§ WHAT YOU WILL DO:
Reproduce each line exactly.

○ ○ ○ ○ ○ ○ ○

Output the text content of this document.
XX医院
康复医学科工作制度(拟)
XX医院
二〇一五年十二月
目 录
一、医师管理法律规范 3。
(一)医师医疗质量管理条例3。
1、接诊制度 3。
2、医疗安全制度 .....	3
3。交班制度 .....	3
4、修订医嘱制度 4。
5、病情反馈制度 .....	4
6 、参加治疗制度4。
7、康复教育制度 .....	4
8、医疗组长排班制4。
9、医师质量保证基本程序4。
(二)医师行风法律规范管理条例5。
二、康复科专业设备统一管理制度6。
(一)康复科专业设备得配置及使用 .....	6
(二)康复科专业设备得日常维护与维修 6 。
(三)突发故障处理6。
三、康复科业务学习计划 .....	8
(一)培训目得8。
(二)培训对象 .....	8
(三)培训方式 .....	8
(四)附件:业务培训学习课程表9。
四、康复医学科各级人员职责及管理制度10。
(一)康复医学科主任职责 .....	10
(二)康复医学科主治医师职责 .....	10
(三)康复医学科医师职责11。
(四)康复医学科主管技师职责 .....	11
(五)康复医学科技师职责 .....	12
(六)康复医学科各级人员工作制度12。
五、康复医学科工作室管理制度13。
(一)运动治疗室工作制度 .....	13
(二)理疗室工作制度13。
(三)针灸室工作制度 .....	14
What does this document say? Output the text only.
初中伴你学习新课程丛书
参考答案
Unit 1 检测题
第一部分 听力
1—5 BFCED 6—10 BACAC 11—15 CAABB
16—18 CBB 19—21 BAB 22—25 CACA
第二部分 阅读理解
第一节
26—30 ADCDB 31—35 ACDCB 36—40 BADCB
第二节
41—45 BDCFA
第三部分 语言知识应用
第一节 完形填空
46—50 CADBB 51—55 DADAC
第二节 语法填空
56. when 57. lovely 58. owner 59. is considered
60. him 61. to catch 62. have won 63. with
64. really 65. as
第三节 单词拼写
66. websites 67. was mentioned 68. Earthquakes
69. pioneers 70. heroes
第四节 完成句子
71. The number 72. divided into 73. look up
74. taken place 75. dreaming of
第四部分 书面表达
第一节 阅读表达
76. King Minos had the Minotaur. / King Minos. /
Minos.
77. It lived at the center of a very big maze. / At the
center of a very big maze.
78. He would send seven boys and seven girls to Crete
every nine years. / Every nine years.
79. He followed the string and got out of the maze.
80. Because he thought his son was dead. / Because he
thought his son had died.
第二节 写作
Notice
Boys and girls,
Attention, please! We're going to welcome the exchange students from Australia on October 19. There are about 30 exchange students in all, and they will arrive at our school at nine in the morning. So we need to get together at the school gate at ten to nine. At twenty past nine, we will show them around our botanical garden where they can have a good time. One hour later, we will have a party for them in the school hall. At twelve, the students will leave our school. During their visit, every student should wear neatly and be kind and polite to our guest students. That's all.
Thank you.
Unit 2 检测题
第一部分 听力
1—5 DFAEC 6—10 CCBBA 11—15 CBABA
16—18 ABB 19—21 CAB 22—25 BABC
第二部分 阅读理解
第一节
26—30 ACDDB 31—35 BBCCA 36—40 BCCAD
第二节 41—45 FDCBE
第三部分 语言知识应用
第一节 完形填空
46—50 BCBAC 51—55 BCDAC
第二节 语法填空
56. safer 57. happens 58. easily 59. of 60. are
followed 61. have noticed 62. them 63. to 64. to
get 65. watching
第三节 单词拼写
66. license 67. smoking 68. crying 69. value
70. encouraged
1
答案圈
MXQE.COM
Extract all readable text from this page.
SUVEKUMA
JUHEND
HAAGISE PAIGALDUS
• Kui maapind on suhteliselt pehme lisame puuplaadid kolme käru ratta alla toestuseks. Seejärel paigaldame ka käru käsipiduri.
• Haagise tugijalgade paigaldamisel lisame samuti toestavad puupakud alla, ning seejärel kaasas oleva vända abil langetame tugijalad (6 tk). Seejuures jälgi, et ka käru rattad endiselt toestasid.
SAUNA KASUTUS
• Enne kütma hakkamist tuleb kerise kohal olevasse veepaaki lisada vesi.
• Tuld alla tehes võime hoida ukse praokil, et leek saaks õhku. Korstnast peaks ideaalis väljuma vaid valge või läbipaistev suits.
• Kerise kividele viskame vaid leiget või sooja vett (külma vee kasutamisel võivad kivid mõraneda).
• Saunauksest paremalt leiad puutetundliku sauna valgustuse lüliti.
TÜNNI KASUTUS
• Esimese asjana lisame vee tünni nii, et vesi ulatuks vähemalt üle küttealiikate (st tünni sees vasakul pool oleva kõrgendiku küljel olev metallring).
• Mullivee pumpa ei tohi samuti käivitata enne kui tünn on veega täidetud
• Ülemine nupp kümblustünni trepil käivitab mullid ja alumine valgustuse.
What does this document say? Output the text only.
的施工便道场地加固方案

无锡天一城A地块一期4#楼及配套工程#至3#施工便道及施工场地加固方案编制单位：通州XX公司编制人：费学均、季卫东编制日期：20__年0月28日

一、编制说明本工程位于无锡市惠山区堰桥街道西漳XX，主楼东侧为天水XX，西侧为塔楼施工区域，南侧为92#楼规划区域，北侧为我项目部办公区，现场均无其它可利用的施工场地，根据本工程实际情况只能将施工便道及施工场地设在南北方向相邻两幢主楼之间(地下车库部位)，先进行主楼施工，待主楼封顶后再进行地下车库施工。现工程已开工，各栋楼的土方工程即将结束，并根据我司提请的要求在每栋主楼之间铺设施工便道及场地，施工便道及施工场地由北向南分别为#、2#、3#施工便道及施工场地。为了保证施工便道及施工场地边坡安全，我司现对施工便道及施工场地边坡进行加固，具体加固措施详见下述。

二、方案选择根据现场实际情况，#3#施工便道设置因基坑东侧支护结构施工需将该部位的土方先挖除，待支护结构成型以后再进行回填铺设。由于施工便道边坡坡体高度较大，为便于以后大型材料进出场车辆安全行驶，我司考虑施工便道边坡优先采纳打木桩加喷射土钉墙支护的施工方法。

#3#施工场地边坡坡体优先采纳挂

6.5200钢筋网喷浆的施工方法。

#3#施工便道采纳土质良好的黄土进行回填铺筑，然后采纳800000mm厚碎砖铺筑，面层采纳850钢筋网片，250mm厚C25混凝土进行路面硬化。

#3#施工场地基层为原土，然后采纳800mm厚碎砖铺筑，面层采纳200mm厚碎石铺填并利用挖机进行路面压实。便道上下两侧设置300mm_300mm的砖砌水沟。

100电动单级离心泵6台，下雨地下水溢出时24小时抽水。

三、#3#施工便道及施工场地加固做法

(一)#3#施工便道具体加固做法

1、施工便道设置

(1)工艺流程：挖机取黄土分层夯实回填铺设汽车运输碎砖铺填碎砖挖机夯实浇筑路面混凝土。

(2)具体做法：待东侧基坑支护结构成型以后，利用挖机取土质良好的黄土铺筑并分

○ ○ ○ ○ ○ ○ ○

§ TASK ANSWER:
Output the text content of this document.
XX医院
康复医学科工作制度(拟)
XX医院
二〇一五年十二月
目 录
一、医师管理法律规范 3。
(一)医师医疗质量管理条例3。
1、接诊制度 3。
2、医疗安全制度 .....	3
3。交班制度 .....	3
4、修订医嘱制度 4。
5、病情反馈制度 .....	4
6 、参加治疗制度4。
7、康复教育制度 .....	4
8、医疗组长排班制4。
9、医师质量保证基本程序4。
(二)医师行风法律规范管理条例5。
二、康复科专业设备统一管理制度6。
(一)康复科专业设备得配置及使用 .....	6
(二)康复科专业设备得日常维护与维修 6 。
(三)突发故障处理6。
三、康复科业务学习计划 .....	8
(一)培训目得8。
(二)培训对象 .....	8
(三)培训方式 .....	8
(四)附件:业务培训学习课程表9。
四、康复医学科各级人员职责及管理制度10。
(一)康复医学科主任职责 .....	10
(二)康复医学科主治医师职责 .....	10
(三)康复医学科医师职责11。
(四)康复医学科主管技师职责 .....	11
(五)康复医学科技师职责 .....	12
(六)康复医学科各级人员工作制度12。
五、康复医学科工作室管理制度13。
(一)运动治疗室工作制度 .....	13
(二)理疗室工作制度13。
(三)针灸室工作制度 .....	14
What does this document say? Output the text only.
初中伴你学习新课程丛书
参考答案
Unit 1 检测题
第一部分 听力
1—5 BFCED 6—10 BACAC 11—15 CAABB
16—18 CBB 19—21 BAB 22—25 CACA
第二部分 阅读理解
第一节
26—30 ADCDB 31—35 ACDCB 36—40 BADCB
第二节
41—45 BDCFA
第三部分 语言知识应用
第一节 完形填空
46—50 CADBB 51—55 DADAC
第二节 语法填空
56. when 57. lovely 58. owner 59. is considered
60. him 61. to catch 62. have won 63. with
64. really 65. as
第三节 单词拼写
66. websites 67. was mentioned 68. Earthquakes
69. pioneers 70. heroes
第四节 完成句子
71. The number 72. divided into 73. look up
74. taken place 75. dreaming of
第四部分 书面表达
第一节 阅读表达
76. King Minos had the Minotaur. / King Minos. /
Minos.
77. It lived at the center of a very big maze. / At the
center of a very big maze.
78. He would send seven boys and seven girls to Crete
every nine years. / Every nine years.
79. He followed the string and got out of the maze.
80. Because he thought his son was dead. / Because he
thought his son had died.
第二节 写作
Notice
Boys and girls,
Attention, please! We're going to welcome the exchange students from Australia on October 19. There are about 30 exchange students in all, and they will arrive at our school at nine in the morning. So we need to get together at the school gate at ten to nine. At twenty past nine, we will show them around our botanical garden where they can have a good time. One hour later, we will have a party for them in the school hall. At twelve, the students will leave our school. During their visit, every student should wear neatly and be kind and polite to our guest students. That's all.
Thank you.
Unit 2 检测题
第一部分 听力
1—5 DFAEC 6—10 CCBBA 11—15 CBABA
16—18 ABB 19—21 CAB 22—25 BABC
第二部分 阅读理解
第一节
26—30 ACDDB 31—35 BBCCA 36—40 BCCAD
第二节 41—45 FDCBE
第三部分 语言知识应用
第一节 完形填空
46—50 BCBAC 51—55 BCDAC
第二节 语法填空
56. safer 57. happens 58. easily 59. of 60. are
followed 61. have noticed 62. them 63. to 64. to
get 65. watching
第三节 单词拼写
66. license 67. smoking 68. crying 69. value
70. encouraged
1
答案圈
MXQE.COM
Extract all readable text from this page.
SUVEKUMA
JUHEND
HAAGISE PAIGALDUS
• Kui maapind on suhteliselt pehme lisame puuplaadid kolme käru ratta alla toestuseks. Seejärel paigaldame ka käru käsipiduri.
• Haagise tugijalgade paigaldamisel lisame samuti toestavad puupakud alla, ning seejärel kaasas oleva vända abil langetame tugijalad (6 tk). Seejuures jälgi, et ka käru rattad endiselt toestasid.
SAUNA KASUTUS
• Enne kütma hakkamist tuleb kerise kohal olevasse veepaaki lisada vesi.
• Tuld alla tehes võime hoida ukse praokil, et leek saaks õhku. Korstnast peaks ideaalis väljuma vaid valge või läbipaistev suits.
• Kerise kividele viskame vaid leiget või sooja vett (külma vee kasutamisel võivad kivid mõraneda).
• Saunauksest paremalt leiad puutetundliku sauna valgustuse lüliti.
TÜNNI KASUTUS
• Esimese asjana lisame vee tünni nii, et vesi ulatuks vähemalt üle küttealiikate (st tünni sees vasakul pool oleva kõrgendiku küljel olev metallring).
• Mullivee pumpa ei tohi samuti käivitata enne kui tünn on veega täidetud
• Ülemine nupp kümblustünni trepil käivitab mullid ja alumine valgustuse.
What does this document say? Output the text only.
的施工便道场地加固方案

无锡天一城A地块一期4#楼及配套工程#至3#施工便道及施工场地加固方案编制单位：通州XX公司编制人：费学均、季卫东编制日期：20__年0月28日

一、编制说明本工程位于无锡市惠山区堰桥街道西漳XX，主楼东侧为天水XX，西侧为塔楼施工区域，南侧为92#楼规划区域，北侧为我项目部办公区，现场均无其它可利用的施工场地，根据本工程实际情况只能将施工便道及施工场地设在南北方向相邻两幢主楼之间(地下车库部位)，先进行主楼施工，待主楼封顶后再进行地下车库施工。现工程已开工，各栋楼的土方工程即将结束，并根据我司提请的要求在每栋主楼之间铺设施工便道及场地，施工便道及施工场地由北向南分别为#、2#、3#施工便道及施工场地。为了保证施工便道及施工场地边坡安全，我司现对施工便道及施工场地边坡进行加固，具体加固措施详见下述。

二、方案选择根据现场实际情况，#3#施工便道设置因基坑东侧支护结构施工需将该部位的土方先挖除，待支护结构成型以后再进行回填铺设。由于施工便道边坡坡体高度较大，为便于以后大型材料进出场车辆安全行驶，我司考虑施工便道边坡优先采纳打木桩加喷射土钉墙支护的施工方法。

#3#施工场地边坡坡体优先采纳挂

6.5200钢筋网喷浆的施工方法。

#3#施工便道采纳土质良好的黄土进行回填铺筑，然后采纳800000mm厚碎砖铺筑，面层采纳850钢筋网片，250mm厚C25混凝土进行路面硬化。

#3#施工场地基层为原土，然后采纳800mm厚碎砖铺筑，面层采纳200mm厚碎石铺填并利用挖机进行路面压实。便道上下两侧设置300mm_300mm的砖砌水沟。

100电动单级离心泵6台，下雨地下水溢出时24小时抽水。

三、#3#施工便道及施工场地加固做法

(一)#3#施工便道具体加固做法

1、施工便道设置

(1)工艺流程：挖机取黄土分层夯实回填铺设汽车运输碎砖铺填碎砖挖机夯实浇筑路面混凝土。

(2)具体做法：待东侧基坑支护结构成型以后，利用挖机取土质良好的黄土铺筑并分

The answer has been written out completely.